[COMPLETE THE FOLLOWING]
A – In the blog post on the 9 nanas and tomato and bocconcini mini loaves, which salad is said to have been turned into the mini loaves?
B – Extend the blog post on the 9 nanas and tomato and bocconcini mini loaves, starting after its final sentence.

[READING PASSAGE]
══════
Today I want you to meet 9 lovely ladies who make happiness happen, literally.
They are known as the 9 nanas. Let me tell you a bit about them. These 9 wonderful ladies bake delightful, organic goods to sell as a way to raise funds for their on-going project which is to help those in need. They will pay utility bills or get school supplies for complete strangers in need to simply make their day seem brighter – to make happiness happen.
Reading the article on the 9 nanas a few days ago made my heart smile. It is a very noble thing what these ladies are doing, if you ask me. Baking always makes people all happy and fuzzy inside. There’s no denying that. I don’t know too many people who can’t help but smile at the smell of freshly-baked cookies. But, these ladies are definitely taking the power of baking to the next level in a simple and creative way. Good for them!
Now that you’ve met them, let’s get baking. Let’s put some smiles on people’s faces. To do just that, I have here for you these tomato & bocconcini mini loaves. Aren’t they cute?
These mini loaves were inspired by some wonderful, fresh ingredients summer has to offer: sweet tomatoes, fresh basil and silky bocconcini. Yes, you guessed it! It is a caprese salad turned into a mini loaf.
They are very moist due to the tomatoes and the cheese, but have a beautiful golden and crisp crust. They complement salads – especially summer salads – perfectly. You can also slice them in half horizontally, spread some garlic butter on each half, pop them in the toaster oven for a few minutes and brace yourself for pure deliciousness.
══════
[DATA EXCERPTS]
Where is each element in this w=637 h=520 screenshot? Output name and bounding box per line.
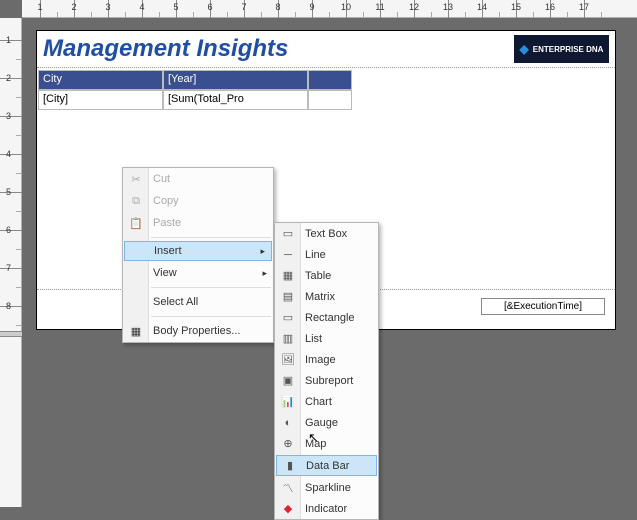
- rectangle-icon: ▭: [280, 311, 296, 324]
- data-cell-city[interactable]: [City]: [38, 90, 163, 110]
- logo-mark-icon: ◆: [520, 42, 529, 56]
- subreport-icon: ▣: [280, 374, 296, 387]
- insert-rectangle[interactable]: ▭Rectangle: [275, 307, 378, 328]
- gauge-icon: ◐: [280, 417, 296, 429]
- tablix-header-row[interactable]: City [Year]: [38, 70, 615, 90]
- vertical-ruler: 12345678: [0, 18, 22, 507]
- header-cell-empty[interactable]: [308, 70, 352, 90]
- insert-subreport[interactable]: ▣Subreport: [275, 370, 378, 391]
- insert-chart[interactable]: 📊Chart: [275, 391, 378, 412]
- tablix[interactable]: City [Year] [City] [Sum(Total_Pro: [38, 70, 615, 110]
- menu-item-cut: ✂Cut: [123, 168, 273, 190]
- insert-line[interactable]: ─Line: [275, 244, 378, 265]
- paste-icon: 📋: [128, 217, 144, 230]
- execution-time-textbox[interactable]: [&ExecutionTime]: [481, 298, 605, 315]
- image-icon: 🖼: [280, 353, 296, 366]
- matrix-icon: ▤: [280, 290, 296, 303]
- body-properties--icon: ▦: [128, 325, 144, 338]
- insert-submenu[interactable]: ▭Text Box─Line▦Table▤Matrix▭Rectangle▥Li…: [274, 222, 379, 520]
- insert-sparkline[interactable]: 〽Sparkline: [275, 477, 378, 498]
- menu-item-insert[interactable]: Insert: [124, 241, 272, 261]
- data-bar-icon: ▮: [282, 459, 298, 472]
- menu-item-select-all[interactable]: Select All: [123, 291, 273, 313]
- menu-item-copy: ⧉Copy: [123, 190, 273, 212]
- data-cell-sum[interactable]: [Sum(Total_Pro: [163, 90, 308, 110]
- sparkline-icon: 〽: [280, 480, 296, 496]
- report-title[interactable]: Management Insights: [43, 35, 288, 63]
- insert-image[interactable]: 🖼Image: [275, 349, 378, 370]
- insert-table[interactable]: ▦Table: [275, 265, 378, 286]
- horizontal-ruler: 1234567891011121314151617: [22, 0, 637, 18]
- chart-icon: 📊: [280, 395, 296, 408]
- line-icon: ─: [280, 249, 296, 261]
- header-cell-city[interactable]: City: [38, 70, 163, 90]
- logo-image[interactable]: ◆ ENTERPRISE DNA: [514, 35, 609, 63]
- list-icon: ▥: [280, 332, 296, 345]
- insert-matrix[interactable]: ▤Matrix: [275, 286, 378, 307]
- insert-text-box[interactable]: ▭Text Box: [275, 223, 378, 244]
- tablix-data-row[interactable]: [City] [Sum(Total_Pro: [38, 90, 615, 110]
- context-menu[interactable]: ✂Cut⧉Copy📋Paste InsertView Select All ▦Body…: [122, 167, 274, 343]
- logo-text: ENTERPRISE DNA: [533, 45, 604, 54]
- map-icon: ⊕: [280, 437, 296, 450]
- menu-item-view[interactable]: View: [123, 262, 273, 284]
- menu-item-body-properties-[interactable]: ▦Body Properties...: [123, 320, 273, 342]
- insert-list[interactable]: ▥List: [275, 328, 378, 349]
- data-cell-empty[interactable]: [308, 90, 352, 110]
- table-icon: ▦: [280, 269, 296, 282]
- insert-indicator[interactable]: ◆Indicator: [275, 498, 378, 519]
- header-cell-year[interactable]: [Year]: [163, 70, 308, 90]
- copy-icon: ⧉: [128, 195, 144, 208]
- insert-gauge[interactable]: ◐Gauge: [275, 412, 378, 433]
- ruler-split-handle[interactable]: [0, 331, 22, 337]
- cut-icon: ✂: [128, 173, 144, 186]
- text-box-icon: ▭: [280, 227, 296, 240]
- insert-data-bar[interactable]: ▮Data Bar: [276, 455, 377, 476]
- insert-map[interactable]: ⊕Map: [275, 433, 378, 454]
- menu-item-paste: 📋Paste: [123, 212, 273, 234]
- indicator-icon: ◆: [280, 502, 296, 515]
══════
[SET OF ANSWERS]
A – A caprese salad.

B –
Hope you enjoy this recipe and don’t forget to spread some joy with your baking/cooking. That’s what baking/cooking is all about!
- 2 cups flour
- 1 tablespoon baking powder
- ½ teaspoon salt
- ½ cup butter
- ½ cup plain yogurt, 2%
- 2 eggs
- 16 cherry tomatoes
- 12 bocconcini balls
- 10 basil leaves, roughly chopped
- Preheat oven to 350F.
- Melt butter. Allow it to cool.
- In a large bowl, combine flour, baking powder and salt.
- In a medium bowl, combine butter, yogurt, eggs and basil.
- Add the egg mixture to the flour mixture and combine well.
- Fill each mini loaf pan with 2 tablespoon of dough to simply cover the bottom of the pan.
- Arrange tomatoes and bocconcini on top of the layer of dough.
- Cover the tomatoes and bocconcini with a couple of tablespoons of dough per loaf. The tomatoes and bocconcini should basically be sandwiched between the two layers of dough.
- Bake for 45 to 1 hour or until toothpick comes out clean.
- Allow it to cool before slicing. Enjoy!
- These freeze extremely well. Don't be afraid to bake a large batch!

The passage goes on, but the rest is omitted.